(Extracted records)
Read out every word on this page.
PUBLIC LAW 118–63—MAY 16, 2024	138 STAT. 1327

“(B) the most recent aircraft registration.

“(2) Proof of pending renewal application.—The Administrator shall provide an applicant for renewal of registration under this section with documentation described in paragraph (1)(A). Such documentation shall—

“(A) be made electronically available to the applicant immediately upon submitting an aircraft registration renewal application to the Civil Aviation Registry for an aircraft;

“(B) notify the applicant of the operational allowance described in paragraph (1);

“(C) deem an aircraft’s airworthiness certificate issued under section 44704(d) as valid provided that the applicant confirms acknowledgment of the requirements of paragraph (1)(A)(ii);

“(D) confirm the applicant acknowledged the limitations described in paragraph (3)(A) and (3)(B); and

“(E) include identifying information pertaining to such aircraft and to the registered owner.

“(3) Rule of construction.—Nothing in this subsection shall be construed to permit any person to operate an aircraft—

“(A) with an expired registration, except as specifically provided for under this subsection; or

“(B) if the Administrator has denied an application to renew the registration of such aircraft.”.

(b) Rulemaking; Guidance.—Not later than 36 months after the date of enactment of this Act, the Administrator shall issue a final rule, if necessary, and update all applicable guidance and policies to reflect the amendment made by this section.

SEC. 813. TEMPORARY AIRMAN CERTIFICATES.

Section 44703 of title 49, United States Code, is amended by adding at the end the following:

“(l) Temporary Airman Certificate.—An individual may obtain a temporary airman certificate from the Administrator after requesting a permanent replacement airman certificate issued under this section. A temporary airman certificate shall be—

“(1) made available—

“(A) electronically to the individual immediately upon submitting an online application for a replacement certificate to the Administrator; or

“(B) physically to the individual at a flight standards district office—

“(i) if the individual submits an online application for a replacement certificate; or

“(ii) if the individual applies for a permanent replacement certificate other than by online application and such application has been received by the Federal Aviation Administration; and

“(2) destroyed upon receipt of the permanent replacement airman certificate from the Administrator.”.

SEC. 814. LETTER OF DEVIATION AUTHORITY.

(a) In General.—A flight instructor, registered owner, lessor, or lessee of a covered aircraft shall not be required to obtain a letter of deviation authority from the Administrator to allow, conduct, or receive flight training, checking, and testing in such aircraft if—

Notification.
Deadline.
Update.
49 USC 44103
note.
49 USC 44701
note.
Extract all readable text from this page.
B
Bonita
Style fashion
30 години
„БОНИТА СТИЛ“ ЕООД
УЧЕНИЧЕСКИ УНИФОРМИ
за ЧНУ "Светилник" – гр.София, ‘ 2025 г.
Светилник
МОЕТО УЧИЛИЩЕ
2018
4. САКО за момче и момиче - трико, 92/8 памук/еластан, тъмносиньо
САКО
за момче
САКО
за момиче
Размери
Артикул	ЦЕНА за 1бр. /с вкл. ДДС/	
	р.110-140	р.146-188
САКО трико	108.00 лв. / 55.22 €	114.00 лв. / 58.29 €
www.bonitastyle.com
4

- What the task requires
Write out all records exactly, keeping every detail.

- Full output
Read out every word on this page.
PUBLIC LAW 118–63—MAY 16, 2024	138 STAT. 1327

“(B) the most recent aircraft registration.

“(2) Proof of pending renewal application.—The Administrator shall provide an applicant for renewal of registration under this section with documentation described in paragraph (1)(A). Such documentation shall—

“(A) be made electronically available to the applicant immediately upon submitting an aircraft registration renewal application to the Civil Aviation Registry for an aircraft;

“(B) notify the applicant of the operational allowance described in paragraph (1);

“(C) deem an aircraft’s airworthiness certificate issued under section 44704(d) as valid provided that the applicant confirms acknowledgment of the requirements of paragraph (1)(A)(ii);

“(D) confirm the applicant acknowledged the limitations described in paragraph (3)(A) and (3)(B); and

“(E) include identifying information pertaining to such aircraft and to the registered owner.

“(3) Rule of construction.—Nothing in this subsection shall be construed to permit any person to operate an aircraft—

“(A) with an expired registration, except as specifically provided for under this subsection; or

“(B) if the Administrator has denied an application to renew the registration of such aircraft.”.

(b) Rulemaking; Guidance.—Not later than 36 months after the date of enactment of this Act, the Administrator shall issue a final rule, if necessary, and update all applicable guidance and policies to reflect the amendment made by this section.

SEC. 813. TEMPORARY AIRMAN CERTIFICATES.

Section 44703 of title 49, United States Code, is amended by adding at the end the following:

“(l) Temporary Airman Certificate.—An individual may obtain a temporary airman certificate from the Administrator after requesting a permanent replacement airman certificate issued under this section. A temporary airman certificate shall be—

“(1) made available—

“(A) electronically to the individual immediately upon submitting an online application for a replacement certificate to the Administrator; or

“(B) physically to the individual at a flight standards district office—

“(i) if the individual submits an online application for a replacement certificate; or

“(ii) if the individual applies for a permanent replacement certificate other than by online application and such application has been received by the Federal Aviation Administration; and

“(2) destroyed upon receipt of the permanent replacement airman certificate from the Administrator.”.

SEC. 814. LETTER OF DEVIATION AUTHORITY.

(a) In General.—A flight instructor, registered owner, lessor, or lessee of a covered aircraft shall not be required to obtain a letter of deviation authority from the Administrator to allow, conduct, or receive flight training, checking, and testing in such aircraft if—

Notification.
Deadline.
Update.
49 USC 44103
note.
49 USC 44701
note.
Extract all readable text from this page.
B
Bonita
Style fashion
30 години
„БОНИТА СТИЛ“ ЕООД
УЧЕНИЧЕСКИ УНИФОРМИ
за ЧНУ "Светилник" – гр.София, ‘ 2025 г.
Светилник
МОЕТО УЧИЛИЩЕ
2018
4. САКО за момче и момиче - трико, 92/8 памук/еластан, тъмносиньо
САКО
за момче
САКО
за момиче
Размери
Артикул	ЦЕНА за 1бр. /с вкл. ДДС/	
	р.110-140	р.146-188
САКО трико	108.00 лв. / 55.22 €	114.00 лв. / 58.29 €
www.bonitastyle.com
4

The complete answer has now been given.